▶ _DATA PROVIDED_

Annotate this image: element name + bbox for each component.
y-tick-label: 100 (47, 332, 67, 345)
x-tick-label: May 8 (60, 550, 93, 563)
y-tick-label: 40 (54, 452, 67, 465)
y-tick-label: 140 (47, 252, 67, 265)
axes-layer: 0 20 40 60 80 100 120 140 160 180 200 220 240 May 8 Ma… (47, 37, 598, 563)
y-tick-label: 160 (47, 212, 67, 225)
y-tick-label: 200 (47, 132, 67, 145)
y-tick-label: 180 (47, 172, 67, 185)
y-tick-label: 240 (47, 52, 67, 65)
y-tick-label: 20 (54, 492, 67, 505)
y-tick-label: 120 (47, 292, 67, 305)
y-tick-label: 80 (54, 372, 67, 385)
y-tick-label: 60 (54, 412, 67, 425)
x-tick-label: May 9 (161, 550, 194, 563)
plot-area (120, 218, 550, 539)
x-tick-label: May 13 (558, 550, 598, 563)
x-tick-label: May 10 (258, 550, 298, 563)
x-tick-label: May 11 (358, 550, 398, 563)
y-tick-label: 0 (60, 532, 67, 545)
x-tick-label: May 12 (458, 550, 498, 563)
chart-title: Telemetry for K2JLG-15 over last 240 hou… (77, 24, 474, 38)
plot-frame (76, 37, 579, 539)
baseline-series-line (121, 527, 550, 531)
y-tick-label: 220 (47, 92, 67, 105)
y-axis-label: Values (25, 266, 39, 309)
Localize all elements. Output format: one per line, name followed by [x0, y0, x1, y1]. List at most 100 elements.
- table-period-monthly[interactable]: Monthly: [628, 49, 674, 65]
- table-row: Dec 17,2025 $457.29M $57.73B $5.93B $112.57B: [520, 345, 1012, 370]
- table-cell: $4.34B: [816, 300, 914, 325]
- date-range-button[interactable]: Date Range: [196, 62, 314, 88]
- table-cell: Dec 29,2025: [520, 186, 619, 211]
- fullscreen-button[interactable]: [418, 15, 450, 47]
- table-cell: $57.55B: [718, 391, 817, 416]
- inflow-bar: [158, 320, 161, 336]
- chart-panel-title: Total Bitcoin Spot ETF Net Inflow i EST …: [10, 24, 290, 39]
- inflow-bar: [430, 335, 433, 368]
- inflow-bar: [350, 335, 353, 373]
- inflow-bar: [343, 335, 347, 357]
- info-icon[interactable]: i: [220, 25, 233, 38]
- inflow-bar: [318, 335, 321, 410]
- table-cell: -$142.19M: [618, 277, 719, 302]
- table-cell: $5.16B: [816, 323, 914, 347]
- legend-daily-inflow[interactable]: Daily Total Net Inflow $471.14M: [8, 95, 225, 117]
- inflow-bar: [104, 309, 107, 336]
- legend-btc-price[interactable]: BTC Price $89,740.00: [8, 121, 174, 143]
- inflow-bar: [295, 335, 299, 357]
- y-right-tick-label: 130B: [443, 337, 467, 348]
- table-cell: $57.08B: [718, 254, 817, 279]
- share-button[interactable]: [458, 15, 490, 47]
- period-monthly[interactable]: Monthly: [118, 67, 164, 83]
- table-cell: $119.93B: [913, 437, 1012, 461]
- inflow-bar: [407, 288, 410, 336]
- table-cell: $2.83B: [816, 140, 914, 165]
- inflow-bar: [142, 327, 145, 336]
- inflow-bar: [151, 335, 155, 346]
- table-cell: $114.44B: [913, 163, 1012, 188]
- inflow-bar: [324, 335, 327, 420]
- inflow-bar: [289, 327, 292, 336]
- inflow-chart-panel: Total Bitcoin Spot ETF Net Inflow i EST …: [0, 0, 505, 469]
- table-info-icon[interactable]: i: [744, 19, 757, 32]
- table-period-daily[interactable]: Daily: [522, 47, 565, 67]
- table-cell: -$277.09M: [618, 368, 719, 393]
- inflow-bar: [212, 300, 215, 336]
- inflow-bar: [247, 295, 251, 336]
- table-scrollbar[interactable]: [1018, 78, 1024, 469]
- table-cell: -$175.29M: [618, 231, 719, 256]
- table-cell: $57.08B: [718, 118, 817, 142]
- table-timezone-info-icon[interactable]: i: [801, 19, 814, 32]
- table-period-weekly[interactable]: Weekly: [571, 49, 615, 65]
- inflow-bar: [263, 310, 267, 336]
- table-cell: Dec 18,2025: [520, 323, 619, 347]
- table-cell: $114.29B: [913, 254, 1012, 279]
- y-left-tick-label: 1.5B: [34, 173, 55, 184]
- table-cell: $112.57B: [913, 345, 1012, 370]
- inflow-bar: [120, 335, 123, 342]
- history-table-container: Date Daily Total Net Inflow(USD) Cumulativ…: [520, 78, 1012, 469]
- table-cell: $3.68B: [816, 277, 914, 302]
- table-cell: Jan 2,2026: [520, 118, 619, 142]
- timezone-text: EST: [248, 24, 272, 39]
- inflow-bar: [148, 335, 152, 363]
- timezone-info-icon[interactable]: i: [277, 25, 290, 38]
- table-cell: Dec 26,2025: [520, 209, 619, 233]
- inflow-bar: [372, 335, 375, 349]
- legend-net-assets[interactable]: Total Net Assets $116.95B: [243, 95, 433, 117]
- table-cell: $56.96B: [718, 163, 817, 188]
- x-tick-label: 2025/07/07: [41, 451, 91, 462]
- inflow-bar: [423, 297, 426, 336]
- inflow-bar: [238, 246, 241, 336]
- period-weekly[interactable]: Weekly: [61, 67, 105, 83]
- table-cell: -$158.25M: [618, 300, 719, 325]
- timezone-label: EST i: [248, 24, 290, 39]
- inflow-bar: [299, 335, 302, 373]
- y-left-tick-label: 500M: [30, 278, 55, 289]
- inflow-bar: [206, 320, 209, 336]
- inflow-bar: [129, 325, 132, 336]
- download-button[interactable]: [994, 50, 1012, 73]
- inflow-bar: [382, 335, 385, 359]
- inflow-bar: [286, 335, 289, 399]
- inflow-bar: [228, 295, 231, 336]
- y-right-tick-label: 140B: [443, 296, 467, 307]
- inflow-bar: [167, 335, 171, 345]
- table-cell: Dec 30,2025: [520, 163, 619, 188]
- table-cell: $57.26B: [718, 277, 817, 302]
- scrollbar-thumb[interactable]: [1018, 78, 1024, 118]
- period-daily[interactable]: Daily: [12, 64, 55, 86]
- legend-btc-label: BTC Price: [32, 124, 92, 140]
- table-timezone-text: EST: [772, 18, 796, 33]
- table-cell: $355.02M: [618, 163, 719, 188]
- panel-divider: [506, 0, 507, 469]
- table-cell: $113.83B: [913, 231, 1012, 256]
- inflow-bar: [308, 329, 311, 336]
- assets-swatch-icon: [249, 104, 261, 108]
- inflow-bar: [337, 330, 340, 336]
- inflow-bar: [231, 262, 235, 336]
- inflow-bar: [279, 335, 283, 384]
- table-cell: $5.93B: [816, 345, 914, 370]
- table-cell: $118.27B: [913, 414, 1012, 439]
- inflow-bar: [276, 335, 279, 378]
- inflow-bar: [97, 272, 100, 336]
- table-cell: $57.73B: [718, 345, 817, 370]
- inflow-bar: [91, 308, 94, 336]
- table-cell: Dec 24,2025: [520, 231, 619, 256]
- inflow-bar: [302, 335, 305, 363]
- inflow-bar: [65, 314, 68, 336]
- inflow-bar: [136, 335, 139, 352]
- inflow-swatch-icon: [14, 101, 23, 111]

▶ _STATED EXERCISE_
Reproduce the rows above with every "table-cell" switched to "grid-cell", leaving the rest unchanged.

▶ _RESPONSE_
Annotate this image: element name + bbox for each component.
y-tick-label: 100 (47, 332, 67, 345)
x-tick-label: May 8 (60, 550, 93, 563)
y-tick-label: 40 (54, 452, 67, 465)
y-tick-label: 140 (47, 252, 67, 265)
axes-layer: 0 20 40 60 80 100 120 140 160 180 200 220 240 May 8 Ma… (47, 37, 598, 563)
y-tick-label: 160 (47, 212, 67, 225)
y-tick-label: 200 (47, 132, 67, 145)
y-tick-label: 180 (47, 172, 67, 185)
y-tick-label: 240 (47, 52, 67, 65)
y-tick-label: 20 (54, 492, 67, 505)
y-tick-label: 120 (47, 292, 67, 305)
y-tick-label: 80 (54, 372, 67, 385)
y-tick-label: 60 (54, 412, 67, 425)
x-tick-label: May 9 (161, 550, 194, 563)
plot-area (120, 218, 550, 539)
x-tick-label: May 13 (558, 550, 598, 563)
x-tick-label: May 10 (258, 550, 298, 563)
x-tick-label: May 11 (358, 550, 398, 563)
y-tick-label: 0 (60, 532, 67, 545)
x-tick-label: May 12 (458, 550, 498, 563)
chart-title: Telemetry for K2JLG-15 over last 240 hou… (77, 24, 474, 38)
plot-frame (76, 37, 579, 539)
baseline-series-line (121, 527, 550, 531)
y-tick-label: 220 (47, 92, 67, 105)
y-axis-label: Values (25, 266, 39, 309)
Localize all elements. Output format: one per line, name followed by [x0, y0, x1, y1]. List at most 100 elements.
- table-period-monthly[interactable]: Monthly: [628, 49, 674, 65]
- table-row: Dec 17,2025 $457.29M $57.73B $5.93B $112.57B: [520, 345, 1012, 370]
- grid-cell: $4.34B: [816, 300, 914, 325]
- date-range-button[interactable]: Date Range: [196, 62, 314, 88]
- grid-cell: Dec 29,2025: [520, 186, 619, 211]
- fullscreen-button[interactable]: [418, 15, 450, 47]
- grid-cell: $57.55B: [718, 391, 817, 416]
- inflow-bar: [158, 320, 161, 336]
- chart-panel-title: Total Bitcoin Spot ETF Net Inflow i EST …: [10, 24, 290, 39]
- inflow-bar: [430, 335, 433, 368]
- inflow-bar: [350, 335, 353, 373]
- inflow-bar: [343, 335, 347, 357]
- info-icon[interactable]: i: [220, 25, 233, 38]
- inflow-bar: [318, 335, 321, 410]
- grid-cell: -$142.19M: [618, 277, 719, 302]
- grid-cell: $5.16B: [816, 323, 914, 347]
- legend-daily-inflow[interactable]: Daily Total Net Inflow $471.14M: [8, 95, 225, 117]
- inflow-bar: [104, 309, 107, 336]
- legend-btc-price[interactable]: BTC Price $89,740.00: [8, 121, 174, 143]
- inflow-bar: [295, 335, 299, 357]
- y-right-tick-label: 130B: [443, 337, 467, 348]
- grid-cell: $57.08B: [718, 254, 817, 279]
- share-button[interactable]: [458, 15, 490, 47]
- period-monthly[interactable]: Monthly: [118, 67, 164, 83]
- grid-cell: $119.93B: [913, 437, 1012, 461]
- inflow-bar: [407, 288, 410, 336]
- grid-cell: $2.83B: [816, 140, 914, 165]
- inflow-bar: [142, 327, 145, 336]
- inflow-bar: [151, 335, 155, 346]
- grid-cell: $114.44B: [913, 163, 1012, 188]
- inflow-bar: [324, 335, 327, 420]
- inflow-bar: [289, 327, 292, 336]
- inflow-chart-panel: Total Bitcoin Spot ETF Net Inflow i EST …: [0, 0, 505, 469]
- table-info-icon[interactable]: i: [744, 19, 757, 32]
- table-period-daily[interactable]: Daily: [522, 47, 565, 67]
- grid-cell: -$277.09M: [618, 368, 719, 393]
- inflow-bar: [212, 300, 215, 336]
- inflow-bar: [247, 295, 251, 336]
- table-scrollbar[interactable]: [1018, 78, 1024, 469]
- grid-cell: -$175.29M: [618, 231, 719, 256]
- grid-cell: $57.08B: [718, 118, 817, 142]
- table-timezone-info-icon[interactable]: i: [801, 19, 814, 32]
- table-period-weekly[interactable]: Weekly: [571, 49, 615, 65]
- inflow-bar: [263, 310, 267, 336]
- grid-cell: Dec 18,2025: [520, 323, 619, 347]
- grid-cell: $114.29B: [913, 254, 1012, 279]
- y-left-tick-label: 1.5B: [34, 173, 55, 184]
- grid-cell: $112.57B: [913, 345, 1012, 370]
- inflow-bar: [120, 335, 123, 342]
- history-table-container: Date Daily Total Net Inflow(USD) Cumulativ…: [520, 78, 1012, 469]
- grid-cell: $3.68B: [816, 277, 914, 302]
- grid-cell: Jan 2,2026: [520, 118, 619, 142]
- timezone-text: EST: [248, 24, 272, 39]
- inflow-bar: [148, 335, 152, 363]
- timezone-info-icon[interactable]: i: [277, 25, 290, 38]
- grid-cell: Dec 26,2025: [520, 209, 619, 233]
- inflow-bar: [372, 335, 375, 349]
- legend-net-assets[interactable]: Total Net Assets $116.95B: [243, 95, 433, 117]
- grid-cell: $56.96B: [718, 163, 817, 188]
- x-tick-label: 2025/07/07: [41, 451, 91, 462]
- inflow-bar: [423, 297, 426, 336]
- inflow-bar: [238, 246, 241, 336]
- period-weekly[interactable]: Weekly: [61, 67, 105, 83]
- grid-cell: -$158.25M: [618, 300, 719, 325]
- timezone-label: EST i: [248, 24, 290, 39]
- inflow-bar: [299, 335, 302, 373]
- y-left-tick-label: 500M: [30, 278, 55, 289]
- inflow-bar: [206, 320, 209, 336]
- inflow-bar: [129, 325, 132, 336]
- download-button[interactable]: [994, 50, 1012, 73]
- inflow-bar: [382, 335, 385, 359]
- inflow-bar: [286, 335, 289, 399]
- inflow-bar: [228, 295, 231, 336]
- y-right-tick-label: 140B: [443, 296, 467, 307]
- inflow-bar: [167, 335, 171, 345]
- grid-cell: Dec 30,2025: [520, 163, 619, 188]
- grid-cell: $57.26B: [718, 277, 817, 302]
- scrollbar-thumb[interactable]: [1018, 78, 1024, 118]
- period-daily[interactable]: Daily: [12, 64, 55, 86]
- legend-btc-label: BTC Price: [32, 124, 92, 140]
- table-timezone-text: EST: [772, 18, 796, 33]
- grid-cell: $355.02M: [618, 163, 719, 188]
- panel-divider: [506, 0, 507, 469]
- grid-cell: $113.83B: [913, 231, 1012, 256]
- inflow-bar: [308, 329, 311, 336]
- assets-swatch-icon: [249, 104, 261, 108]
- inflow-bar: [337, 330, 340, 336]
- inflow-bar: [231, 262, 235, 336]
- inflow-bar: [279, 335, 283, 384]
- grid-cell: $5.93B: [816, 345, 914, 370]
- grid-cell: $118.27B: [913, 414, 1012, 439]
- inflow-bar: [276, 335, 279, 378]
- inflow-bar: [97, 272, 100, 336]
- grid-cell: $57.73B: [718, 345, 817, 370]
- inflow-bar: [91, 308, 94, 336]
- grid-cell: Dec 24,2025: [520, 231, 619, 256]
- inflow-bar: [302, 335, 305, 363]
- inflow-bar: [65, 314, 68, 336]
- inflow-bar: [136, 335, 139, 352]
- inflow-swatch-icon: [14, 101, 23, 111]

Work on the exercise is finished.